— Start —
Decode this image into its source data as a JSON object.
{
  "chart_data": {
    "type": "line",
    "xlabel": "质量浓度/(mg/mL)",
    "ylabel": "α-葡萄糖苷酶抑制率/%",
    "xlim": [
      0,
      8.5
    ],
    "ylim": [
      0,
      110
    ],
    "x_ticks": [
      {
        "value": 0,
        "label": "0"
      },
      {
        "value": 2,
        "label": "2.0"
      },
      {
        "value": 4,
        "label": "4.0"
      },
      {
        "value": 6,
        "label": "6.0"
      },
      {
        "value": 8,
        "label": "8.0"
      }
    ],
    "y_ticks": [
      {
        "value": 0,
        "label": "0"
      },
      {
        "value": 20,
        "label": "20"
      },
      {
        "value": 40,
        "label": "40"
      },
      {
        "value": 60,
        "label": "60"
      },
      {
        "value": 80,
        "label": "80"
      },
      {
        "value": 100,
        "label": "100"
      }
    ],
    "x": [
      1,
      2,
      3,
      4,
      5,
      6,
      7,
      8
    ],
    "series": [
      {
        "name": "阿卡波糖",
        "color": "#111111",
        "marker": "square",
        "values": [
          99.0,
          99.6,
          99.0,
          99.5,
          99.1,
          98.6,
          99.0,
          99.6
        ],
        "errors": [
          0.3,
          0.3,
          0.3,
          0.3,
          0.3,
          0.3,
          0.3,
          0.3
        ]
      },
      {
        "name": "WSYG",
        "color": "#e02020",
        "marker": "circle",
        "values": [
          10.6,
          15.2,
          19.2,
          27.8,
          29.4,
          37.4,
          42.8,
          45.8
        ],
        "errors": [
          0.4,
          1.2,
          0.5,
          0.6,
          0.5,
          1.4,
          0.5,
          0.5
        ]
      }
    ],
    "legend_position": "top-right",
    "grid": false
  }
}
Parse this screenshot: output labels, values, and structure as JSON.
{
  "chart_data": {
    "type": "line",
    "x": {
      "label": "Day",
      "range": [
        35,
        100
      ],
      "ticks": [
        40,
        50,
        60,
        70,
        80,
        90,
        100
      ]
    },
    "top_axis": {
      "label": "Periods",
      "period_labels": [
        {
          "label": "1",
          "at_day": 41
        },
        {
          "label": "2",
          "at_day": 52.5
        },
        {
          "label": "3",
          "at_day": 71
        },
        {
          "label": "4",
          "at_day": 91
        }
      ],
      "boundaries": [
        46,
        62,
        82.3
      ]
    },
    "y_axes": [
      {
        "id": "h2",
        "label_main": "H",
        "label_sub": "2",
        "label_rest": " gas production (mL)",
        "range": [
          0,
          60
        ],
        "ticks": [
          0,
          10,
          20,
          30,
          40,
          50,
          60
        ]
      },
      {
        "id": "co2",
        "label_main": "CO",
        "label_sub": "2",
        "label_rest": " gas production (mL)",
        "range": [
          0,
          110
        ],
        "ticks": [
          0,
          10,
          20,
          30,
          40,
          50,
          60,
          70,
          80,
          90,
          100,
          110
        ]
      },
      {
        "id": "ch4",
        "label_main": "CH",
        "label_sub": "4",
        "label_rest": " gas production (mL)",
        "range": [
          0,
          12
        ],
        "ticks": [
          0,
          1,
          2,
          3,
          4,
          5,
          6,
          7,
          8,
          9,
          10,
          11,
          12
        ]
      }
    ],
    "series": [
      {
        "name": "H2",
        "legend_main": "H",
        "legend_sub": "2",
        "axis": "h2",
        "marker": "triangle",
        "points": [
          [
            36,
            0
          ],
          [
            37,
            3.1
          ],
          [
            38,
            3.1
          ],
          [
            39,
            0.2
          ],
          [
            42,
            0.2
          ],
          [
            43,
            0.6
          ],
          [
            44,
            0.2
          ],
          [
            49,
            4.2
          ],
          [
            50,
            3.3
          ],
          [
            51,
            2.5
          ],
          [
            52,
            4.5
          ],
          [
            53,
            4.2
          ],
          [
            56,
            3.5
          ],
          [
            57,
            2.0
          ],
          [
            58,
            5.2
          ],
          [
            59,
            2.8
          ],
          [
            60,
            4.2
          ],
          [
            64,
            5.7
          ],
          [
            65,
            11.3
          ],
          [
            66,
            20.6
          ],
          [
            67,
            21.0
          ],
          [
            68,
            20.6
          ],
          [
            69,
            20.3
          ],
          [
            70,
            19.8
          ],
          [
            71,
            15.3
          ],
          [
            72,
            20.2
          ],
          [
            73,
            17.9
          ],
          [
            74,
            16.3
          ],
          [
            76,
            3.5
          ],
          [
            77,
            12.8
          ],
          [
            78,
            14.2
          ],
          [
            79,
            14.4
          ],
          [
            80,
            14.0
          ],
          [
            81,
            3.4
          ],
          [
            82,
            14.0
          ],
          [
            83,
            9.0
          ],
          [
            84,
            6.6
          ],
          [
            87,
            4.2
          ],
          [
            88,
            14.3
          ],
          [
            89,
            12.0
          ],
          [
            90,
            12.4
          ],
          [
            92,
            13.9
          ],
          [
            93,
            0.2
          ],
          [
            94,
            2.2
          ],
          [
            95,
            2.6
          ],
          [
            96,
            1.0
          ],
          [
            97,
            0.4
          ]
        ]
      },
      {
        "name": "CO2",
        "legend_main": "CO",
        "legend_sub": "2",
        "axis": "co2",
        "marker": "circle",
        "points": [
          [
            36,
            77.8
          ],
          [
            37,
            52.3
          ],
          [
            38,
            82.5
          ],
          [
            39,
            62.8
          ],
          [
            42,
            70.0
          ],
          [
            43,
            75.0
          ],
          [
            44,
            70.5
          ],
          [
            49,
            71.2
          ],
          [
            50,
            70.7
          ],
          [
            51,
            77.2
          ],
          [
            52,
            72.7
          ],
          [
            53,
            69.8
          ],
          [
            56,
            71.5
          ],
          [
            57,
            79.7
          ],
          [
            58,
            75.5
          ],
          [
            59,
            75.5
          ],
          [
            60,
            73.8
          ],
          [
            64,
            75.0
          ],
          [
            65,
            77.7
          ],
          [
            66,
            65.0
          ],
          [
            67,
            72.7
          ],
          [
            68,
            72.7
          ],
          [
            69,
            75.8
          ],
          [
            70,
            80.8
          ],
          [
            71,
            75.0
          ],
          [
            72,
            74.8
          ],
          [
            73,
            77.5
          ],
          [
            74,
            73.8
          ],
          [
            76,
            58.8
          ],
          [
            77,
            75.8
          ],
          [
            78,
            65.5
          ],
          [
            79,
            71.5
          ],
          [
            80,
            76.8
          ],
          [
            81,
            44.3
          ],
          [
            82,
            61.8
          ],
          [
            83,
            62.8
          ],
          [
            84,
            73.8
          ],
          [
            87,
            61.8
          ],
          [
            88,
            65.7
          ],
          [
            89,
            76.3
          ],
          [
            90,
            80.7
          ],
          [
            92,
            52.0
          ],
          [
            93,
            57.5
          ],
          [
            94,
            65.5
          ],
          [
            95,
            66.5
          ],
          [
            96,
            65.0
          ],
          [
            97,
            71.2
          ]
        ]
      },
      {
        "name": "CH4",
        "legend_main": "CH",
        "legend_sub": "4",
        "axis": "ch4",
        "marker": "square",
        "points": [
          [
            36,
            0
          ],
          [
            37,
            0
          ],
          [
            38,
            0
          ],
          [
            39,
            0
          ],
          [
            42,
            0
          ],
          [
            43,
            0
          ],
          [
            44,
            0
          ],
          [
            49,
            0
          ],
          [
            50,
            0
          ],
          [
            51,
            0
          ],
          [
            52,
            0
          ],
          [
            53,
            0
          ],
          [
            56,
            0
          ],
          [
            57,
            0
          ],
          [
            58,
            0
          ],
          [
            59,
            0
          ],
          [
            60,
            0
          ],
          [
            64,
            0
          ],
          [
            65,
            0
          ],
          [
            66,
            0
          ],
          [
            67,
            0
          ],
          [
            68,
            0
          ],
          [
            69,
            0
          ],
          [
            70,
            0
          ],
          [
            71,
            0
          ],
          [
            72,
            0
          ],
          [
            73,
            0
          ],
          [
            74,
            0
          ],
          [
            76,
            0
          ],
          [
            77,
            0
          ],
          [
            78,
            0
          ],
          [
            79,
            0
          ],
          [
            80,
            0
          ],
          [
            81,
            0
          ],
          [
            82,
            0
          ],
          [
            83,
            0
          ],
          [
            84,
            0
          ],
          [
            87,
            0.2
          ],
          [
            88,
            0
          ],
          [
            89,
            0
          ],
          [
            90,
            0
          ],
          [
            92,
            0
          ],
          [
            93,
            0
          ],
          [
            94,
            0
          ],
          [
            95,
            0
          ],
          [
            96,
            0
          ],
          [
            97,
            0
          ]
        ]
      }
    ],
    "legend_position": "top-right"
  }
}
— End —
List every line in the records above that contains the word "right".

• ANSWER TO THE EXERCISE:
    "legend_position": "top-right",
    "legend_position": "top-right"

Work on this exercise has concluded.